▸ AIM OF THE EXERCISE
Pictures stay out of your copy, but everything else in the records below must be repeated exactly.
------------------------------------------------------------------------
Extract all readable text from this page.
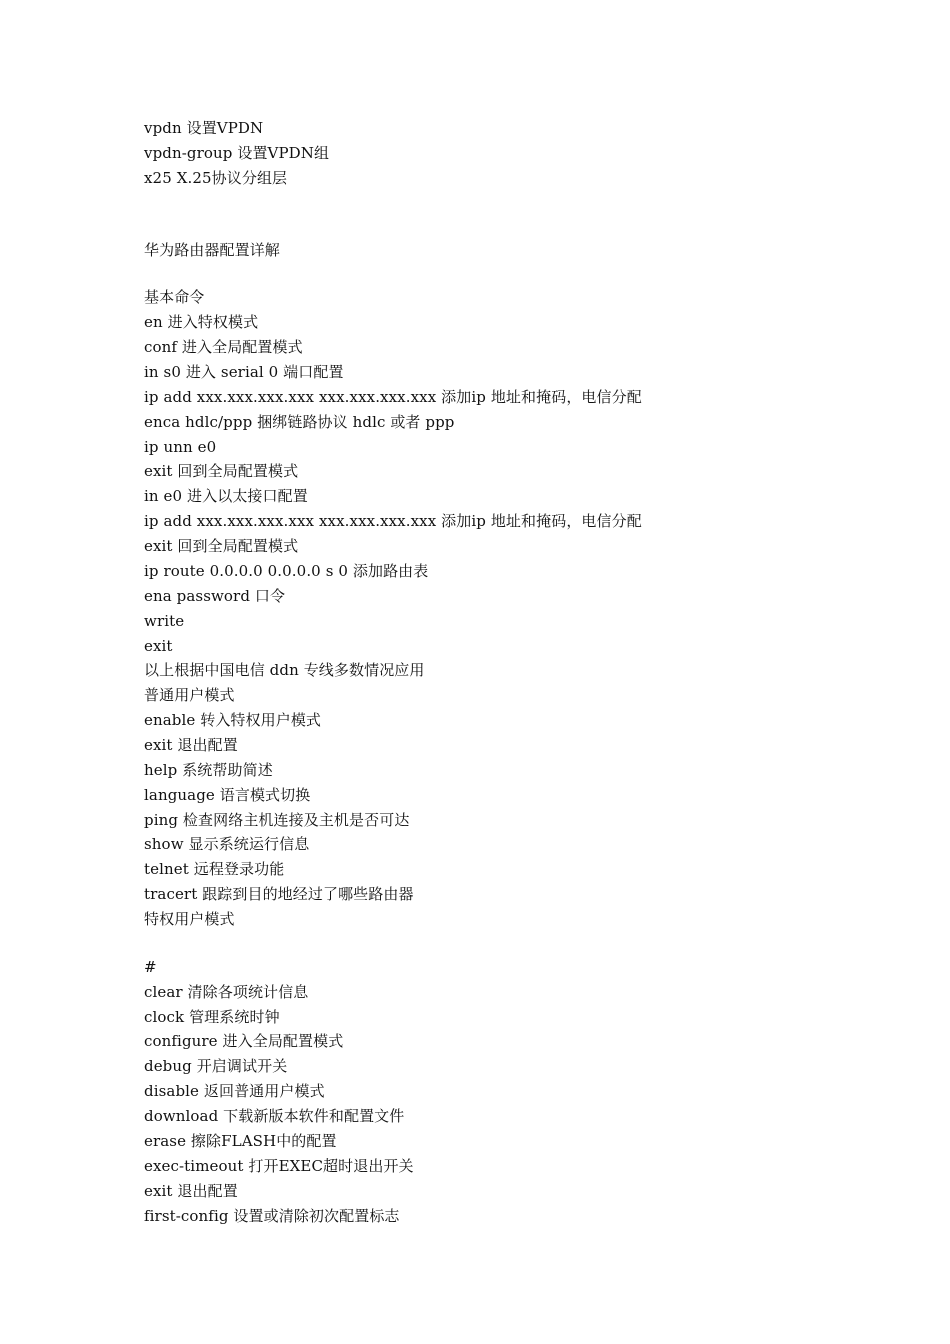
vpdn 设置VPDN
vpdn-group 设置VPDN组
x25 X.25协议分组层
华为路由器配置详解
基本命令
en 进入特权模式
conf 进入全局配置模式
in s0 进入 serial 0 端口配置
ip add xxx.xxx.xxx.xxx xxx.xxx.xxx.xxx 添加ip 地址和掩码，电信分配
enca hdlc/ppp 捆绑链路协议 hdlc 或者 ppp
ip unn e0
exit 回到全局配置模式
in e0 进入以太接口配置
ip add xxx.xxx.xxx.xxx xxx.xxx.xxx.xxx 添加ip 地址和掩码，电信分配
exit 回到全局配置模式
ip route 0.0.0.0 0.0.0.0 s 0 添加路由表
ena password 口令
write
exit
以上根据中国电信 ddn 专线多数情况应用
普通用户模式
enable 转入特权用户模式
exit 退出配置
help 系统帮助简述
language 语言模式切换
ping 检查网络主机连接及主机是否可达
show 显示系统运行信息
telnet 远程登录功能
tracert 跟踪到目的地经过了哪些路由器
特权用户模式
#
clear 清除各项统计信息
clock 管理系统时钟
configure 进入全局配置模式
debug 开启调试开关
disable 返回普通用户模式
download 下载新版本软件和配置文件
erase 擦除FLASH中的配置
exec-timeout 打开EXEC超时退出开关
exit 退出配置
first-config 设置或清除初次配置标志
------------------------------------------------------------------------
▸ FINISHED ANSWER
Extract all readable text from this page.
vpdn 设置VPDN
vpdn-group 设置VPDN组
x25 X.25协议分组层
华为路由器配置详解
基本命令
en 进入特权模式
conf 进入全局配置模式
in s0 进入 serial 0 端口配置
ip add xxx.xxx.xxx.xxx xxx.xxx.xxx.xxx 添加ip 地址和掩码，电信分配
enca hdlc/ppp 捆绑链路协议 hdlc 或者 ppp
ip unn e0
exit 回到全局配置模式
in e0 进入以太接口配置
ip add xxx.xxx.xxx.xxx xxx.xxx.xxx.xxx 添加ip 地址和掩码，电信分配
exit 回到全局配置模式
ip route 0.0.0.0 0.0.0.0 s 0 添加路由表
ena password 口令
write
exit
以上根据中国电信 ddn 专线多数情况应用
普通用户模式
enable 转入特权用户模式
exit 退出配置
help 系统帮助简述
language 语言模式切换
ping 检查网络主机连接及主机是否可达
show 显示系统运行信息
telnet 远程登录功能
tracert 跟踪到目的地经过了哪些路由器
特权用户模式
#
clear 清除各项统计信息
clock 管理系统时钟
configure 进入全局配置模式
debug 开启调试开关
disable 返回普通用户模式
download 下载新版本软件和配置文件
erase 擦除FLASH中的配置
exec-timeout 打开EXEC超时退出开关
exit 退出配置
first-config 设置或清除初次配置标志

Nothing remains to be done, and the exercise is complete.